» Passage:
________

Interim President of Northern State University
- In office May 23, 2025 – January 5, 2026
- Preceded by: Neal Schnoor
- Succeeded by: Dr. Alan LaFave

11th President of Black Hills State University
- In office July 1, 2019 – December 11, 2023
- Preceded by: Tom Jackson Jr.
- Succeeded by: Steve Elliot

26th President of University of Wyoming
- In office May 16, 2016 – June 30, 2019
- Preceded by: Richard McGinity
- Succeeded by: Neil Theobald

Personal details
- Born: Laurie Ann Stenberg Colman, South Dakota, U.S.
- Spouse: Tim Nichols
- Children: 2
- Education: South Dakota State University (BS) Colorado State University (MEd) Ohio State University (PhD)

Academic background
- Thesis: Factors associated with the professional socialization relationships of secondary male and female home economics educators (1988)
- Doctoral advisor: Janet F. Laster

Academic work
- Institutions: University of Idaho; South Dakota State University; Northern State University; University of Wyoming; Black Hills State University;

= Laurie Nichols =

American academic administrator

Laurie Nichols is a retired American academic administrator previously serving as the interim president at Northern State University. Nichols was also the 11th president of Black Hills State University and the 26th president of the University of Wyoming.

==Early life and education==
Nichols was born in Colman, South Dakota. She earned a Bachelor of Science degree from South Dakota State University in 1978, followed by a master in education from Colorado State University in 1984 and a PhD in family and consumer sciences education from Ohio State University in 1988.

________

» Exercise instructions: Continue the biography of Laurie Nichols from where it stops.

» The data:
________

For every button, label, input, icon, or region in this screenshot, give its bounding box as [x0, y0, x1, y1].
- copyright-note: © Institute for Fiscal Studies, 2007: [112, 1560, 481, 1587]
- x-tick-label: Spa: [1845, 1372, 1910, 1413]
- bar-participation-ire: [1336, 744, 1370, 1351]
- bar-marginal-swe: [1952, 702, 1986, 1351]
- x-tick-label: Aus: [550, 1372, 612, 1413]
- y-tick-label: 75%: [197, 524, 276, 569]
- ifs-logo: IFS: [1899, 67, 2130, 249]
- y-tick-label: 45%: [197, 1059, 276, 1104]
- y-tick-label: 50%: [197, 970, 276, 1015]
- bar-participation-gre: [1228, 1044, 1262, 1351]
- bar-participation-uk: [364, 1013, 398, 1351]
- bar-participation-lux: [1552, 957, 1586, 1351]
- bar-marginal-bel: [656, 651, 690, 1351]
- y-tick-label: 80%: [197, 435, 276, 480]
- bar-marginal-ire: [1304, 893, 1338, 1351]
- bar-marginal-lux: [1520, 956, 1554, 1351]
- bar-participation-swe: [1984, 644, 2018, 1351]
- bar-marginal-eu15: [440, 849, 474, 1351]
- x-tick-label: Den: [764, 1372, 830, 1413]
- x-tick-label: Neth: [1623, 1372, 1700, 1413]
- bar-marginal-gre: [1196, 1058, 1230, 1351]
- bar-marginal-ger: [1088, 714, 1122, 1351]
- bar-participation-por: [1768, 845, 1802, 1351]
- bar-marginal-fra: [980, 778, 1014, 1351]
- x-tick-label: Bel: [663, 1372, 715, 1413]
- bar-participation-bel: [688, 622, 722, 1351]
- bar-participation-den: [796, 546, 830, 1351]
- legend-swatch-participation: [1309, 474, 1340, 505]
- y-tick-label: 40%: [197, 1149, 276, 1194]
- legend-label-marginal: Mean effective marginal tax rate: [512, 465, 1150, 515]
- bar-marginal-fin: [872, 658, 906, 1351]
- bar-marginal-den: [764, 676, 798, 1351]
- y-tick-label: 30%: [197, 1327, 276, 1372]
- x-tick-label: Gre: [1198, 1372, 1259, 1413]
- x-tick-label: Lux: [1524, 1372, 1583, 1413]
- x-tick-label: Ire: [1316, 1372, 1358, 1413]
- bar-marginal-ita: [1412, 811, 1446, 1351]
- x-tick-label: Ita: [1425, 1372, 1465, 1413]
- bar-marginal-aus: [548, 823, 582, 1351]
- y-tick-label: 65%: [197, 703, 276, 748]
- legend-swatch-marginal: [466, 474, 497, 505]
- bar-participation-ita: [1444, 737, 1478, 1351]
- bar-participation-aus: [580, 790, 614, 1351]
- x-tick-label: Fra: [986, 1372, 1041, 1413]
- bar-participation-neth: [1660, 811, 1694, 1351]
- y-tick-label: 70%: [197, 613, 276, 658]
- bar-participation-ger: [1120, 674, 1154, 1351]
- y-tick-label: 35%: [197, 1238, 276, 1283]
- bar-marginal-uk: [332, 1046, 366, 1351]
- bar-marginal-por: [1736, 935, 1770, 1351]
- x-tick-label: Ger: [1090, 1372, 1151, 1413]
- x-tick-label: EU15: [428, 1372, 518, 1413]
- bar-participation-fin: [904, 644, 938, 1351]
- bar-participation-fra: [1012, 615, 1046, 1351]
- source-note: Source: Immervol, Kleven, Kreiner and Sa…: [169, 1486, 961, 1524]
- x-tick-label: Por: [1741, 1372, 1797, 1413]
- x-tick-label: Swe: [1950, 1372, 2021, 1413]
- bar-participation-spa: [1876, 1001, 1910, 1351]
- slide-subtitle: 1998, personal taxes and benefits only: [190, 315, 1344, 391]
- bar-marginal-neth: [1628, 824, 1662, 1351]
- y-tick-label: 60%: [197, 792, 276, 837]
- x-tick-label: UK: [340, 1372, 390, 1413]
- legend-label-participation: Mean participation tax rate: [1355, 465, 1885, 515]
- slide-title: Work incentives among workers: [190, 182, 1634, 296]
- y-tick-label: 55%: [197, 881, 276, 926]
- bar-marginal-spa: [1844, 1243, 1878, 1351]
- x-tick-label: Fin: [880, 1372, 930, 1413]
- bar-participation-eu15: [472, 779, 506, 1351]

________

» Answer for the task:
==Career==
Nichols began her career at the University of Idaho. She was the dean of the College of Education and Human Sciences at South Dakota State University from 1994 to 2008, and interim president of Northern State University from August 2008 to June 2009. She was the provost and executive vice president for academic affairs at South Dakota State University from 2009 to 2016 and then was appointed the 26th president of the University of Wyoming in 2016.

Nichols served as the president of the University of Wyoming from May 16, 2016, to June 30, 2019, when she was abruptly fired by the Wyoming Board of Regents. Nichols has been the subject of an ongoing investigation, which found that Nichols had displayed a pattern of verbal abuse during her tenure at the university. She assumed the presidency of Black Hills State University in 2019, initially on an interim basis. Her appointment as president was confirmed by the South Dakota Board of Regents in December 2019. Nichols retired in December 2023 after 5 years as President. She was appointed interim president of Northern State University in the Summer of 2025 and served until the appointment of Dr. Alan LaFave in January of 2026.

==Personal life==
With her husband Tim, Nichols has two daughters.